Repeat each line of the material exactly.

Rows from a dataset
++++++++

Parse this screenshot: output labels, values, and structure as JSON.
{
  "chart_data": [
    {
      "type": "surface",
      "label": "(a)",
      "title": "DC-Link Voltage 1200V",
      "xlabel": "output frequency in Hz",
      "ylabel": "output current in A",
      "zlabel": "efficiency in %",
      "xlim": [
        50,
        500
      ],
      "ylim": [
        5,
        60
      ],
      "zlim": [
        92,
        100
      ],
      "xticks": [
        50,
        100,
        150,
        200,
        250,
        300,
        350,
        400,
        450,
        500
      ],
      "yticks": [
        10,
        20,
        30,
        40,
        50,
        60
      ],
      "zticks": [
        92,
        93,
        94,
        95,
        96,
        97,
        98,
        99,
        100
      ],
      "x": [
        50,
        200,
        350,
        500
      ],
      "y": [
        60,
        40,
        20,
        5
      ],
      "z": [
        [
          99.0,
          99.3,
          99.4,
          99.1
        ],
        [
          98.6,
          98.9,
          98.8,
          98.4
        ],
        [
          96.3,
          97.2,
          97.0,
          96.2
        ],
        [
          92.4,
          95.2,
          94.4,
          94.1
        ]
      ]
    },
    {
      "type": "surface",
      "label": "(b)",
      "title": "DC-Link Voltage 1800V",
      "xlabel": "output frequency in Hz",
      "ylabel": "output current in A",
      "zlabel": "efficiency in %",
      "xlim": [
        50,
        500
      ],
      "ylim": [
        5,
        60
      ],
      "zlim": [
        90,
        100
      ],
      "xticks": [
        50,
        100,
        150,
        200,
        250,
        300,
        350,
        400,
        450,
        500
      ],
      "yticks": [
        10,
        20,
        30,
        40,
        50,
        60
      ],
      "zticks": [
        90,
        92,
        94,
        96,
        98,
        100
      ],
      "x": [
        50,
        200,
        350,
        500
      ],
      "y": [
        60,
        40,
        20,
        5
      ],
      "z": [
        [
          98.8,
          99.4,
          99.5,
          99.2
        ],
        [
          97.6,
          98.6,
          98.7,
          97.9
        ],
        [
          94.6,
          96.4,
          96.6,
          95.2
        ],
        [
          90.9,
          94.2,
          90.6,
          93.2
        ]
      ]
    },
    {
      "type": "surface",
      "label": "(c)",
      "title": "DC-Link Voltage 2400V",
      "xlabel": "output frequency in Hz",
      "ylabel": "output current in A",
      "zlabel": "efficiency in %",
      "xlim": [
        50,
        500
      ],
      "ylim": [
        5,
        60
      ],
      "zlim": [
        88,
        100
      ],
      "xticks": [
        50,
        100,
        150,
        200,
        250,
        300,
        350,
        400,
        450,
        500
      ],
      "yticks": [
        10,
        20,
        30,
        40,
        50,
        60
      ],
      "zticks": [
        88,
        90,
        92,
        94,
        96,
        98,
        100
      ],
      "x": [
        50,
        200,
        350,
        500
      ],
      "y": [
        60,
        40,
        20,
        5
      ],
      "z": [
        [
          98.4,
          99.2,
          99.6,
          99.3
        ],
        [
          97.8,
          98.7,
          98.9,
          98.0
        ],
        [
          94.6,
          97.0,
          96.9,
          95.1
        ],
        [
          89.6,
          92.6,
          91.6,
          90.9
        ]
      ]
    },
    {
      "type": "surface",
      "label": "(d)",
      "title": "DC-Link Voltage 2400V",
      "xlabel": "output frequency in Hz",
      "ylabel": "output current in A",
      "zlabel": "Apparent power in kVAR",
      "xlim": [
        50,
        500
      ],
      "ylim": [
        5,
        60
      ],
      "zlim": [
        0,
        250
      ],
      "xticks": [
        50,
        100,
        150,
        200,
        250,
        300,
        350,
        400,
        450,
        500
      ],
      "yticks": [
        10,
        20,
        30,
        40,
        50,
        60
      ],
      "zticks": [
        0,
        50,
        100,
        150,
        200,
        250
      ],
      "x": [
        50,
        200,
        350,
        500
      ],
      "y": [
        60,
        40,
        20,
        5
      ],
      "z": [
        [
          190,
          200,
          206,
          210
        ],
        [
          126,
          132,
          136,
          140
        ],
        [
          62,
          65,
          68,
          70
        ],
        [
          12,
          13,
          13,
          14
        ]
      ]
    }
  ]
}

++++++++

◆ Response ◆
Parse this screenshot: output labels, values, and structure as JSON.
{
  "chart_data": [
    {
      "type": "surface",
      "label": "(a)",
      "title": "DC-Link Voltage 1200V",
      "xlabel": "output frequency in Hz",
      "ylabel": "output current in A",
      "zlabel": "efficiency in %",
      "xlim": [
        50,
        500
      ],
      "ylim": [
        5,
        60
      ],
      "zlim": [
        92,
        100
      ],
      "xticks": [
        50,
        100,
        150,
        200,
        250,
        300,
        350,
        400,
        450,
        500
      ],
      "yticks": [
        10,
        20,
        30,
        40,
        50,
        60
      ],
      "zticks": [
        92,
        93,
        94,
        95,
        96,
        97,
        98,
        99,
        100
      ],
      "x": [
        50,
        200,
        350,
        500
      ],
      "y": [
        60,
        40,
        20,
        5
      ],
      "z": [
        [
          99.0,
          99.3,
          99.4,
          99.1
        ],
        [
          98.6,
          98.9,
          98.8,
          98.4
        ],
        [
          96.3,
          97.2,
          97.0,
          96.2
        ],
        [
          92.4,
          95.2,
          94.4,
          94.1
        ]
      ]
    },
    {
      "type": "surface",
      "label": "(b)",
      "title": "DC-Link Voltage 1800V",
      "xlabel": "output frequency in Hz",
      "ylabel": "output current in A",
      "zlabel": "efficiency in %",
      "xlim": [
        50,
        500
      ],
      "ylim": [
        5,
        60
      ],
      "zlim": [
        90,
        100
      ],
      "xticks": [
        50,
        100,
        150,
        200,
        250,
        300,
        350,
        400,
        450,
        500
      ],
      "yticks": [
        10,
        20,
        30,
        40,
        50,
        60
      ],
      "zticks": [
        90,
        92,
        94,
        96,
        98,
        100
      ],
      "x": [
        50,
        200,
        350,
        500
      ],
      "y": [
        60,
        40,
        20,
        5
      ],
      "z": [
        [
          98.8,
          99.4,
          99.5,
          99.2
        ],
        [
          97.6,
          98.6,
          98.7,
          97.9
        ],
        [
          94.6,
          96.4,
          96.6,
          95.2
        ],
        [
          90.9,
          94.2,
          90.6,
          93.2
        ]
      ]
    },
    {
      "type": "surface",
      "label": "(c)",
      "title": "DC-Link Voltage 2400V",
      "xlabel": "output frequency in Hz",
      "ylabel": "output current in A",
      "zlabel": "efficiency in %",
      "xlim": [
        50,
        500
      ],
      "ylim": [
        5,
        60
      ],
      "zlim": [
        88,
        100
      ],
      "xticks": [
        50,
        100,
        150,
        200,
        250,
        300,
        350,
        400,
        450,
        500
      ],
      "yticks": [
        10,
        20,
        30,
        40,
        50,
        60
      ],
      "zticks": [
        88,
        90,
        92,
        94,
        96,
        98,
        100
      ],
      "x": [
        50,
        200,
        350,
        500
      ],
      "y": [
        60,
        40,
        20,
        5
      ],
      "z": [
        [
          98.4,
          99.2,
          99.6,
          99.3
        ],
        [
          97.8,
          98.7,
          98.9,
          98.0
        ],
        [
          94.6,
          97.0,
          96.9,
          95.1
        ],
        [
          89.6,
          92.6,
          91.6,
          90.9
        ]
      ]
    },
    {
      "type": "surface",
      "label": "(d)",
      "title": "DC-Link Voltage 2400V",
      "xlabel": "output frequency in Hz",
      "ylabel": "output current in A",
      "zlabel": "Apparent power in kVAR",
      "xlim": [
        50,
        500
      ],
      "ylim": [
        5,
        60
      ],
      "zlim": [
        0,
        250
      ],
      "xticks": [
        50,
        100,
        150,
        200,
        250,
        300,
        350,
        400,
        450,
        500
      ],
      "yticks": [
        10,
        20,
        30,
        40,
        50,
        60
      ],
      "zticks": [
        0,
        50,
        100,
        150,
        200,
        250
      ],
      "x": [
        50,
        200,
        350,
        500
      ],
      "y": [
        60,
        40,
        20,
        5
      ],
      "z": [
        [
          190,
          200,
          206,
          210
        ],
        [
          126,
          132,
          136,
          140
        ],
        [
          62,
          65,
          68,
          70
        ],
        [
          12,
          13,
          13,
          14
        ]
      ]
    }
  ]
}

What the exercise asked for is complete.